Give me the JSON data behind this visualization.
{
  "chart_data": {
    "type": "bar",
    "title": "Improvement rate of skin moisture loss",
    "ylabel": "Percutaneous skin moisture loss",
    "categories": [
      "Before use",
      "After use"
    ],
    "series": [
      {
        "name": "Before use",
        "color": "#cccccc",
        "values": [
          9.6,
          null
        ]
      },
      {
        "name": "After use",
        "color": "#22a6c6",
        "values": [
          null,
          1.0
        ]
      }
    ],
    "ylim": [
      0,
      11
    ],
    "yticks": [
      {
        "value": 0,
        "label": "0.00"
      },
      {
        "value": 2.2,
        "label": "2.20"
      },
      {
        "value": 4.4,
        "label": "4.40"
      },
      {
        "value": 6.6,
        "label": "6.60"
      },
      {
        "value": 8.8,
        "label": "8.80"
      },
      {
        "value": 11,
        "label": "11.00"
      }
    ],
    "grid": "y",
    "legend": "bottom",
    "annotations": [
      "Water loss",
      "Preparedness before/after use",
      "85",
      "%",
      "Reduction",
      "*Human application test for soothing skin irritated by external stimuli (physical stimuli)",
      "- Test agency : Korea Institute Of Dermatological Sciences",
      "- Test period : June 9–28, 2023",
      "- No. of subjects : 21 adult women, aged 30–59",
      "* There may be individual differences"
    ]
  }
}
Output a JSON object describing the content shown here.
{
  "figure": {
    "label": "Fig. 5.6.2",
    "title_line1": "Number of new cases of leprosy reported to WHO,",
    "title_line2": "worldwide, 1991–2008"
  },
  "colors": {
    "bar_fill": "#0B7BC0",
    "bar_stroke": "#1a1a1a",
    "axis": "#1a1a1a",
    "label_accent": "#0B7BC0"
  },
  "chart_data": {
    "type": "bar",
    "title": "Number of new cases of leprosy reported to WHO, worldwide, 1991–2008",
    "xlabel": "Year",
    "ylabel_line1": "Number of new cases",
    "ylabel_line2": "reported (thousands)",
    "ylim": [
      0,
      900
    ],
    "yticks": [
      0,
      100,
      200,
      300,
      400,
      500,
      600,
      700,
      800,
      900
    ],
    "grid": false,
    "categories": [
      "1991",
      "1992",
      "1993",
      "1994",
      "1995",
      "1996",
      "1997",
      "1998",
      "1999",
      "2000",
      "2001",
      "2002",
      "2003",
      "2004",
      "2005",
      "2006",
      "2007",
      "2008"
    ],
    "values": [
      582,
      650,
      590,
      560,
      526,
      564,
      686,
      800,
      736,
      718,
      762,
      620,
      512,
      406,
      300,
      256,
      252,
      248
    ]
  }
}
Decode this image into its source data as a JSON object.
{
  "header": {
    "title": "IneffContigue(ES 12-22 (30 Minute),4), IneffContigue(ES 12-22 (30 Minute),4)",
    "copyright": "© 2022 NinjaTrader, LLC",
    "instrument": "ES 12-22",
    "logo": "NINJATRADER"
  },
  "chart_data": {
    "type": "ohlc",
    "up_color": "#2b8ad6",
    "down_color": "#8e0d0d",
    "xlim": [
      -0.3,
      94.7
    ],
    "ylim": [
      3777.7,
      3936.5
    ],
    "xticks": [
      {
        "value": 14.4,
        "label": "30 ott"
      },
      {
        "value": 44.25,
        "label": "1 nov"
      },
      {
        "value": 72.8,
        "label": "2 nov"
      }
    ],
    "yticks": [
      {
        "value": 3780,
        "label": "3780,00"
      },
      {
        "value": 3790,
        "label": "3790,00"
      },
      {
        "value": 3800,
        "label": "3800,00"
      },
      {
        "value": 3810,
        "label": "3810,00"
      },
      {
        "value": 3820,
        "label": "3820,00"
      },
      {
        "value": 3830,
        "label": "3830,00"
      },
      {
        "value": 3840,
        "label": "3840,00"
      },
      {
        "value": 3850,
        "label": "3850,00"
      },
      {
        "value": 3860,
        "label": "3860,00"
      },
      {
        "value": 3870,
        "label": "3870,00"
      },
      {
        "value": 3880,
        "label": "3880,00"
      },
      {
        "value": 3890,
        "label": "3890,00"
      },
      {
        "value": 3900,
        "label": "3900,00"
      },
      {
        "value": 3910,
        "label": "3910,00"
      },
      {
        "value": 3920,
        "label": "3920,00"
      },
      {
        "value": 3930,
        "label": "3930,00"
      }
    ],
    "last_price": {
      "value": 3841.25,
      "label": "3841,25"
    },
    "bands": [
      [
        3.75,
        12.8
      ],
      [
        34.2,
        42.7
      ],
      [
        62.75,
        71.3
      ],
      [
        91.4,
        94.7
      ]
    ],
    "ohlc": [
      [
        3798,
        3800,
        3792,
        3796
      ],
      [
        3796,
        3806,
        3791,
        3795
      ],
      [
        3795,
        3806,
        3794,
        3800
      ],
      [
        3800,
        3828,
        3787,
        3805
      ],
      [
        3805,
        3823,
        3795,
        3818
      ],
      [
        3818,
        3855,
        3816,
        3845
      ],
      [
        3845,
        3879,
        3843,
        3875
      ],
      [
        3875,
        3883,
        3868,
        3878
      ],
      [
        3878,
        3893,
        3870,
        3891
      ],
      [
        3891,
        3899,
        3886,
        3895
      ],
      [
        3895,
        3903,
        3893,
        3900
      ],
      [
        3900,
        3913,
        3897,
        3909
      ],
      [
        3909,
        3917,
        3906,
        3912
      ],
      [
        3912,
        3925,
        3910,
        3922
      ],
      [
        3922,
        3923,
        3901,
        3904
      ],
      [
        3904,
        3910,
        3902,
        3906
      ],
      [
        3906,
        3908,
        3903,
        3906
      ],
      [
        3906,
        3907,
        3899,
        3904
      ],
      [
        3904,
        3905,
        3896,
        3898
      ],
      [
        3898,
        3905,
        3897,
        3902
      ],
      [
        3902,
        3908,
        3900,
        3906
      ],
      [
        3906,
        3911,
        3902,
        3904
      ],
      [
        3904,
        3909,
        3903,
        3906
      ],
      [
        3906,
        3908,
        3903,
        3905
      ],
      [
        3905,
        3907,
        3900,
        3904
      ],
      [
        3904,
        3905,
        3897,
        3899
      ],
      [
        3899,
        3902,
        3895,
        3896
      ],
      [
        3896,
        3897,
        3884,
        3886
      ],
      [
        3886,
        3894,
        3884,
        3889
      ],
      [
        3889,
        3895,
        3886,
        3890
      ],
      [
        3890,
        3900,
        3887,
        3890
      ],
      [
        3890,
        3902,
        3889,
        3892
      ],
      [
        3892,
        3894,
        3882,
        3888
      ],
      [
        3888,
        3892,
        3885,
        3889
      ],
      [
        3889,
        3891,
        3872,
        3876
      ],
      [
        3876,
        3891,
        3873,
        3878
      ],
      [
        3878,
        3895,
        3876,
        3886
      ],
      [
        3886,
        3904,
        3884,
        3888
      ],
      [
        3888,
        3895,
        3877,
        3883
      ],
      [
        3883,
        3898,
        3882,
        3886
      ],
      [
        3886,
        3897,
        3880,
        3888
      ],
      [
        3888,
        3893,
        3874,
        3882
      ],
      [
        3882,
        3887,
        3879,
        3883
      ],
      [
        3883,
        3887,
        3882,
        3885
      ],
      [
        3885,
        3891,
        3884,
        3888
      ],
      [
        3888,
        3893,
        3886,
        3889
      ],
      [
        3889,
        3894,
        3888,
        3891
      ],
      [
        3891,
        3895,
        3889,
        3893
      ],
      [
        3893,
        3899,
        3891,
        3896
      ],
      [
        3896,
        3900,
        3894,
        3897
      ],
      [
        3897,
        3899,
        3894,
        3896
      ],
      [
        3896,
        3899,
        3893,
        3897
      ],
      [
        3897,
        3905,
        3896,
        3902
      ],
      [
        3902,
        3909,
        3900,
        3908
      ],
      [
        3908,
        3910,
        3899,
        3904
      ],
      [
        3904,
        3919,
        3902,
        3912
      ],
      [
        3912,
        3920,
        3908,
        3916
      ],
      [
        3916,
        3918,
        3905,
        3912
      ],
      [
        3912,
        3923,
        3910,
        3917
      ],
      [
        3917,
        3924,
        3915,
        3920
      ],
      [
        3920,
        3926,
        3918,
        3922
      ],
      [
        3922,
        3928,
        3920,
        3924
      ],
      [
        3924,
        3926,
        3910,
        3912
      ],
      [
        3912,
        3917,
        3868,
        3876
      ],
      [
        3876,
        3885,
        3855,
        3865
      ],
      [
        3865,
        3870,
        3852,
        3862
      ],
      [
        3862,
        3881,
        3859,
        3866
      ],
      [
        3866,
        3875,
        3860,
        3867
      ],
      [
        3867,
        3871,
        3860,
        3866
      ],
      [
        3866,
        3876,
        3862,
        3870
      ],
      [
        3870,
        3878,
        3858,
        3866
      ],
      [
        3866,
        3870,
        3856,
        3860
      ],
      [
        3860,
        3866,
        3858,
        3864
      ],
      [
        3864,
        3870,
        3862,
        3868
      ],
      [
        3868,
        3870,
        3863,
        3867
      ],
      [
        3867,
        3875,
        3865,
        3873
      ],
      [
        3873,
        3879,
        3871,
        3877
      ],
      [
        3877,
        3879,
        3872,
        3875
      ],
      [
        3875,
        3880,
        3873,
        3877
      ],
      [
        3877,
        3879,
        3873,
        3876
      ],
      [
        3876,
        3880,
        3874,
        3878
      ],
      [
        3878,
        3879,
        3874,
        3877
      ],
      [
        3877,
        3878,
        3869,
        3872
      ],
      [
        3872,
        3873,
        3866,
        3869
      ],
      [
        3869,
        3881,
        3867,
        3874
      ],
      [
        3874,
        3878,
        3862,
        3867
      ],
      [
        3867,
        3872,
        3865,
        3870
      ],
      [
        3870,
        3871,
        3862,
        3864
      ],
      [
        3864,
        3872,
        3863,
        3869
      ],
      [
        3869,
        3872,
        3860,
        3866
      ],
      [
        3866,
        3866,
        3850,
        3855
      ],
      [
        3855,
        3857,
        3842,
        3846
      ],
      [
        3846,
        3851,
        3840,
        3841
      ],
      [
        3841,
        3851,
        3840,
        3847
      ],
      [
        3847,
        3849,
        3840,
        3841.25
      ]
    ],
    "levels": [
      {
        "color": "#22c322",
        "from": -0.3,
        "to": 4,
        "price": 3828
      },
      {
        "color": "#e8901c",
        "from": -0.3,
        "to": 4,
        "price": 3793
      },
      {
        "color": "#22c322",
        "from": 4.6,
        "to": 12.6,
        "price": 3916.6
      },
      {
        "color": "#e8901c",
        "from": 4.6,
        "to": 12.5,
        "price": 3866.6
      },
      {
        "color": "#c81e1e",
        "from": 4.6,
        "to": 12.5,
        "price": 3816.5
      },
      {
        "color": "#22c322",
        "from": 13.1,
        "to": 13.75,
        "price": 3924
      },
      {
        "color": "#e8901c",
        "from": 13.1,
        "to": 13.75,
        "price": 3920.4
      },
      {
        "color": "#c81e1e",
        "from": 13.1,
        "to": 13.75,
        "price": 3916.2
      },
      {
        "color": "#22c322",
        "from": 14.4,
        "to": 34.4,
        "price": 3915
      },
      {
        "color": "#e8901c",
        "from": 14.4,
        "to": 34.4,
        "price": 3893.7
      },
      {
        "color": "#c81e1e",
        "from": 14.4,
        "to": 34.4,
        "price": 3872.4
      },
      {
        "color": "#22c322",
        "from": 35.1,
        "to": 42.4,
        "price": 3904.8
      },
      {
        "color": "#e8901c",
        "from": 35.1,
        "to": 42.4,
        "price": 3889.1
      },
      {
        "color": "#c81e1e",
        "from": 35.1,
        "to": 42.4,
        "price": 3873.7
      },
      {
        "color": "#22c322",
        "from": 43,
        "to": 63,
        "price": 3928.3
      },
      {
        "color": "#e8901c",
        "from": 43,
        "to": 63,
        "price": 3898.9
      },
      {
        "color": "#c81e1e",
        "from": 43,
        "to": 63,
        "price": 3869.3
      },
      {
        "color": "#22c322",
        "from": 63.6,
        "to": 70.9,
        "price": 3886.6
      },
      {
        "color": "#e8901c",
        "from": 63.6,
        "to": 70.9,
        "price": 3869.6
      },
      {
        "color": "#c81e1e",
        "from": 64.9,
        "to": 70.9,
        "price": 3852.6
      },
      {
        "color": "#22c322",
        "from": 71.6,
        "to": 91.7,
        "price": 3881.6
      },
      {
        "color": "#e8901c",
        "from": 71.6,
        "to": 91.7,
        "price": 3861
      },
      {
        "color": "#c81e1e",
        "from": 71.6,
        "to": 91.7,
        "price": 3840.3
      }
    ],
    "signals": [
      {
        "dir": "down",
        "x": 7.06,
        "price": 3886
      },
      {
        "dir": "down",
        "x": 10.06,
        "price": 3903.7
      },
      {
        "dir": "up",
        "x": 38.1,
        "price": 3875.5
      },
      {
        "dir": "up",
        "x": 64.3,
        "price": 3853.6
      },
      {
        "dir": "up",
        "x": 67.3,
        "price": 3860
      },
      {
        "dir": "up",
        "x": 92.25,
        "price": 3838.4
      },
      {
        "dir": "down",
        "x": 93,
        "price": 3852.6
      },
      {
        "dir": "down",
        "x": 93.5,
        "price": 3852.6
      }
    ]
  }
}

Requirement
Lines containing the string "worldwide" are to be selected and copied.

Worked solution
    "title_line2": "worldwide, 1991–2008"
    "title": "Number of new cases of leprosy reported to WHO, worldwide, 1991–2008",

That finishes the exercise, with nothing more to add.